Some records:
------------------------
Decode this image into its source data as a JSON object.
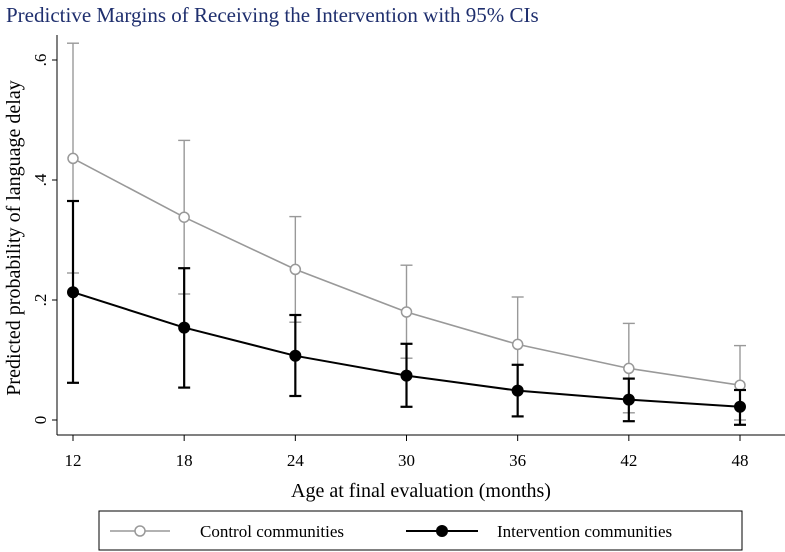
{
  "chart_data": {
    "type": "line",
    "title": "Predictive Margins of Receiving the Intervention with 95% CIs",
    "xlabel": "Age at final evaluation (months)",
    "ylabel": "Predicted probability of language delay",
    "x": [
      12,
      18,
      24,
      30,
      36,
      42,
      48
    ],
    "x_tick_labels": [
      "12",
      "18",
      "24",
      "30",
      "36",
      "42",
      "48"
    ],
    "y_ticks": [
      0,
      0.2,
      0.4,
      0.6
    ],
    "y_tick_labels": [
      "0",
      ".2",
      ".4",
      ".6"
    ],
    "ylim": [
      0,
      0.63
    ],
    "series": [
      {
        "name": "Control communities",
        "color": "#999999",
        "marker": "hollow-circle",
        "values": [
          0.436,
          0.338,
          0.251,
          0.18,
          0.126,
          0.086,
          0.058
        ],
        "ci_low": [
          0.245,
          0.21,
          0.163,
          0.103,
          0.048,
          0.012,
          0.0
        ],
        "ci_high": [
          0.628,
          0.466,
          0.339,
          0.258,
          0.205,
          0.161,
          0.124
        ]
      },
      {
        "name": "Intervention communities",
        "color": "#000000",
        "marker": "filled-circle",
        "values": [
          0.213,
          0.154,
          0.107,
          0.074,
          0.049,
          0.034,
          0.022
        ],
        "ci_low": [
          0.062,
          0.054,
          0.04,
          0.022,
          0.006,
          -0.002,
          -0.008
        ],
        "ci_high": [
          0.365,
          0.253,
          0.175,
          0.127,
          0.092,
          0.069,
          0.05
        ]
      }
    ],
    "legend_position": "bottom"
  }
}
------------------------
### The problem:
Retype the entries word for word. Omit any images.

### Answer to the exercise:
Decode this image into its source data as a JSON object.
{
  "chart_data": {
    "type": "line",
    "title": "Predictive Margins of Receiving the Intervention with 95% CIs",
    "xlabel": "Age at final evaluation (months)",
    "ylabel": "Predicted probability of language delay",
    "x": [
      12,
      18,
      24,
      30,
      36,
      42,
      48
    ],
    "x_tick_labels": [
      "12",
      "18",
      "24",
      "30",
      "36",
      "42",
      "48"
    ],
    "y_ticks": [
      0,
      0.2,
      0.4,
      0.6
    ],
    "y_tick_labels": [
      "0",
      ".2",
      ".4",
      ".6"
    ],
    "ylim": [
      0,
      0.63
    ],
    "series": [
      {
        "name": "Control communities",
        "color": "#999999",
        "marker": "hollow-circle",
        "values": [
          0.436,
          0.338,
          0.251,
          0.18,
          0.126,
          0.086,
          0.058
        ],
        "ci_low": [
          0.245,
          0.21,
          0.163,
          0.103,
          0.048,
          0.012,
          0.0
        ],
        "ci_high": [
          0.628,
          0.466,
          0.339,
          0.258,
          0.205,
          0.161,
          0.124
        ]
      },
      {
        "name": "Intervention communities",
        "color": "#000000",
        "marker": "filled-circle",
        "values": [
          0.213,
          0.154,
          0.107,
          0.074,
          0.049,
          0.034,
          0.022
        ],
        "ci_low": [
          0.062,
          0.054,
          0.04,
          0.022,
          0.006,
          -0.002,
          -0.008
        ],
        "ci_high": [
          0.365,
          0.253,
          0.175,
          0.127,
          0.092,
          0.069,
          0.05
        ]
      }
    ],
    "legend_position": "bottom"
  }
}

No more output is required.